EXERCISE INSTRUCTIONS:
Reproduce the listing below word for word, with no pictures.

PROVIDED DATA:
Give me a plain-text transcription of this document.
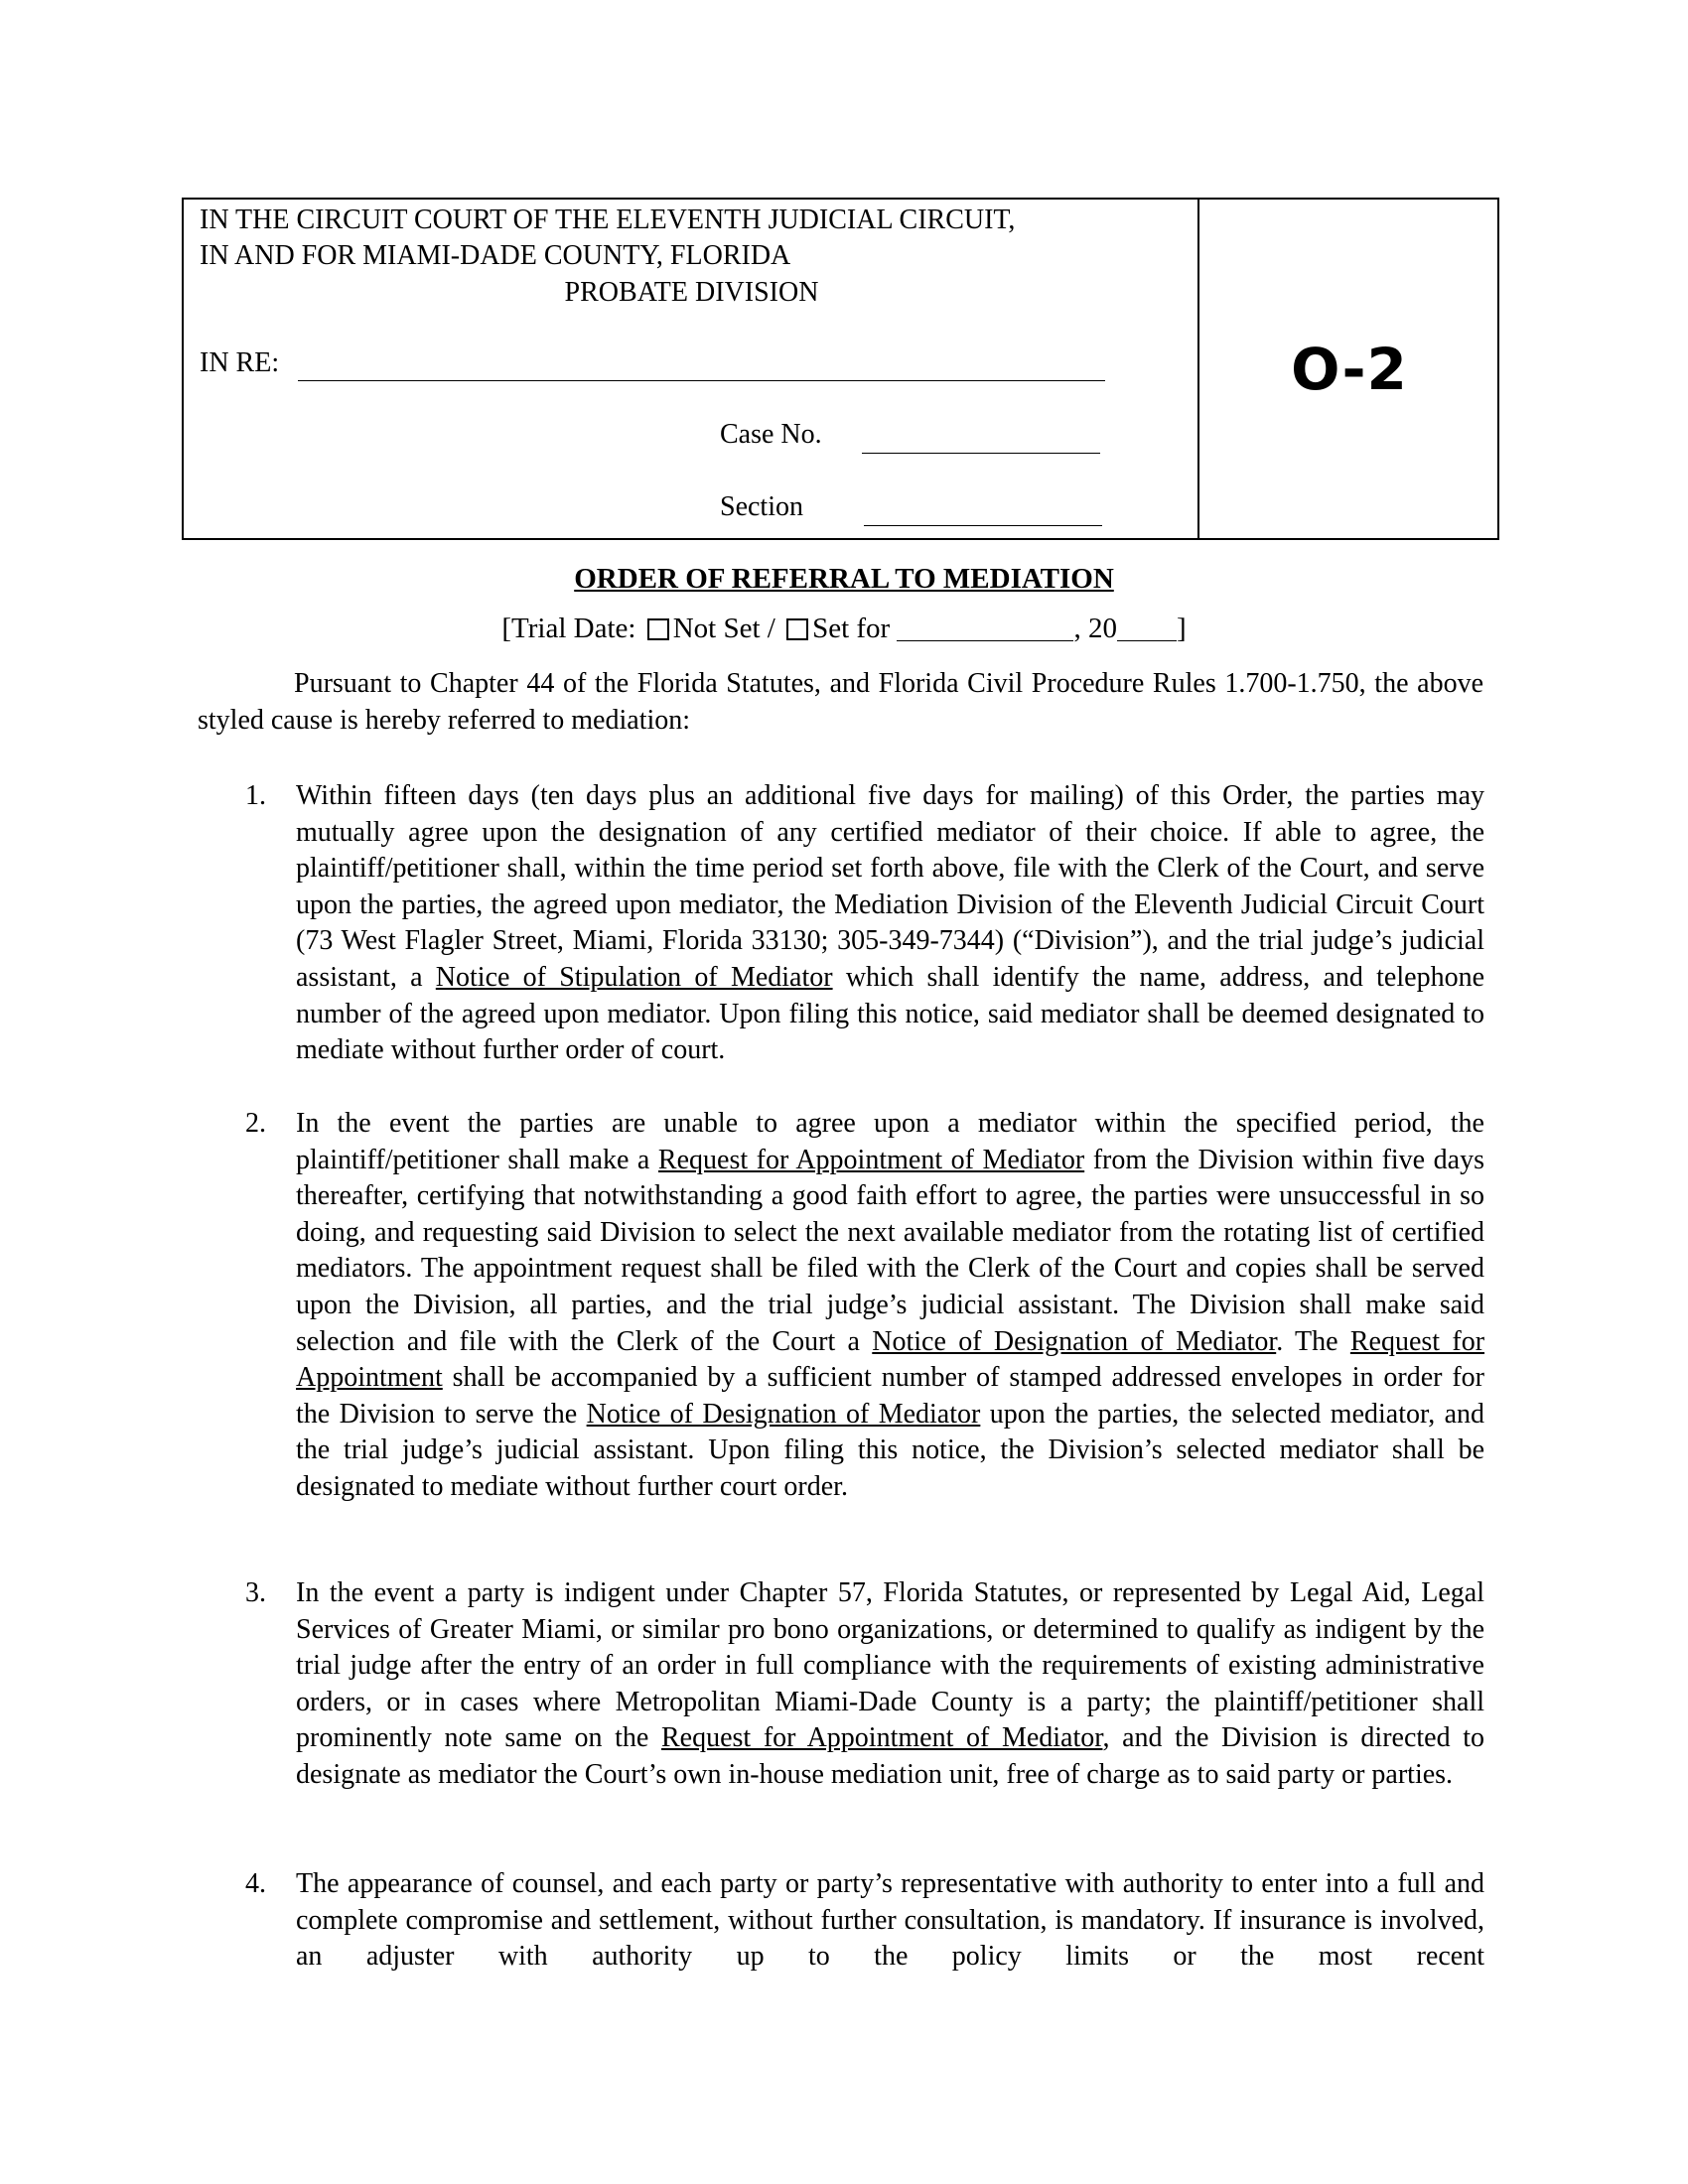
IN THE CIRCUIT COURT OF THE ELEVENTH JUDICIAL CIRCUIT,
IN AND FOR MIAMI-DADE COUNTY, FLORIDA
PROBATE DIVISION
IN RE:
Case No.
Section
O-2
ORDER OF REFERRAL TO MEDIATION
[Trial Date: Not Set / Set for	, 20 ]
Pursuant to Chapter 44 of the Florida Statutes, and Florida Civil Procedure Rules 1.700-1.750, the above styled cause is hereby referred to mediation:
1. Within fifteen days (ten days plus an additional five days for mailing) of this Order, the parties may mutually agree upon the designation of any certified mediator of their choice. If able to agree, the plaintiff/petitioner shall, within the time period set forth above, file with the Clerk of the Court, and serve upon the parties, the agreed upon mediator, the Mediation Division of the Eleventh Judicial Circuit Court (73 West Flagler Street, Miami, Florida 33130; 305-349-7344) (“Division”), and the trial judge’s judicial assistant, a Notice of Stipulation of Mediator which shall identify the name, address, and telephone number of the agreed upon mediator. Upon filing this notice, said mediator shall be deemed designated to mediate without further order of court.
2. In the event the parties are unable to agree upon a mediator within the specified period, the plaintiff/petitioner shall make a Request for Appointment of Mediator from the Division within five days thereafter, certifying that notwithstanding a good faith effort to agree, the parties were unsuccessful in so doing, and requesting said Division to select the next available mediator from the rotating list of certified mediators. The appointment request shall be filed with the Clerk of the Court and copies shall be served upon the Division, all parties, and the trial judge’s judicial assistant. The Division shall make said selection and file with the Clerk of the Court a Notice of Designation of Mediator. The Request for Appointment shall be accompanied by a sufficient number of stamped addressed envelopes in order for the Division to serve the Notice of Designation of Mediator upon the parties, the selected mediator, and the trial judge’s judicial assistant. Upon filing this notice, the Division’s selected mediator shall be designated to mediate without further court order.
3. In the event a party is indigent under Chapter 57, Florida Statutes, or represented by Legal Aid, Legal Services of Greater Miami, or similar pro bono organizations, or determined to qualify as indigent by the trial judge after the entry of an order in full compliance with the requirements of existing administrative orders, or in cases where Metropolitan Miami-Dade County is a party; the plaintiff/petitioner shall prominently note same on the Request for Appointment of Mediator, and the Division is directed to designate as mediator the Court’s own in-house mediation unit, free of charge as to said party or parties.
4. The appearance of counsel, and each party or party’s representative with authority to enter into a full and complete compromise and settlement, without further consultation, is mandatory. If insurance is involved, an adjuster with authority up to the policy limits or the most recent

SOLVED PROBLEM:
Give me a plain-text transcription of this document.
IN THE CIRCUIT COURT OF THE ELEVENTH JUDICIAL CIRCUIT,
IN AND FOR MIAMI-DADE COUNTY, FLORIDA
PROBATE DIVISION
IN RE:
Case No.
Section
O-2
ORDER OF REFERRAL TO MEDIATION
[Trial Date: Not Set / Set for	, 20 ]
Pursuant to Chapter 44 of the Florida Statutes, and Florida Civil Procedure Rules 1.700-1.750, the above styled cause is hereby referred to mediation:
1. Within fifteen days (ten days plus an additional five days for mailing) of this Order, the parties may mutually agree upon the designation of any certified mediator of their choice. If able to agree, the plaintiff/petitioner shall, within the time period set forth above, file with the Clerk of the Court, and serve upon the parties, the agreed upon mediator, the Mediation Division of the Eleventh Judicial Circuit Court (73 West Flagler Street, Miami, Florida 33130; 305-349-7344) (“Division”), and the trial judge’s judicial assistant, a Notice of Stipulation of Mediator which shall identify the name, address, and telephone number of the agreed upon mediator. Upon filing this notice, said mediator shall be deemed designated to mediate without further order of court.
2. In the event the parties are unable to agree upon a mediator within the specified period, the plaintiff/petitioner shall make a Request for Appointment of Mediator from the Division within five days thereafter, certifying that notwithstanding a good faith effort to agree, the parties were unsuccessful in so doing, and requesting said Division to select the next available mediator from the rotating list of certified mediators. The appointment request shall be filed with the Clerk of the Court and copies shall be served upon the Division, all parties, and the trial judge’s judicial assistant. The Division shall make said selection and file with the Clerk of the Court a Notice of Designation of Mediator. The Request for Appointment shall be accompanied by a sufficient number of stamped addressed envelopes in order for the Division to serve the Notice of Designation of Mediator upon the parties, the selected mediator, and the trial judge’s judicial assistant. Upon filing this notice, the Division’s selected mediator shall be designated to mediate without further court order.
3. In the event a party is indigent under Chapter 57, Florida Statutes, or represented by Legal Aid, Legal Services of Greater Miami, or similar pro bono organizations, or determined to qualify as indigent by the trial judge after the entry of an order in full compliance with the requirements of existing administrative orders, or in cases where Metropolitan Miami-Dade County is a party; the plaintiff/petitioner shall prominently note same on the Request for Appointment of Mediator, and the Division is directed to designate as mediator the Court’s own in-house mediation unit, free of charge as to said party or parties.
4. The appearance of counsel, and each party or party’s representative with authority to enter into a full and complete compromise and settlement, without further consultation, is mandatory. If insurance is involved, an adjuster with authority up to the policy limits or the most recent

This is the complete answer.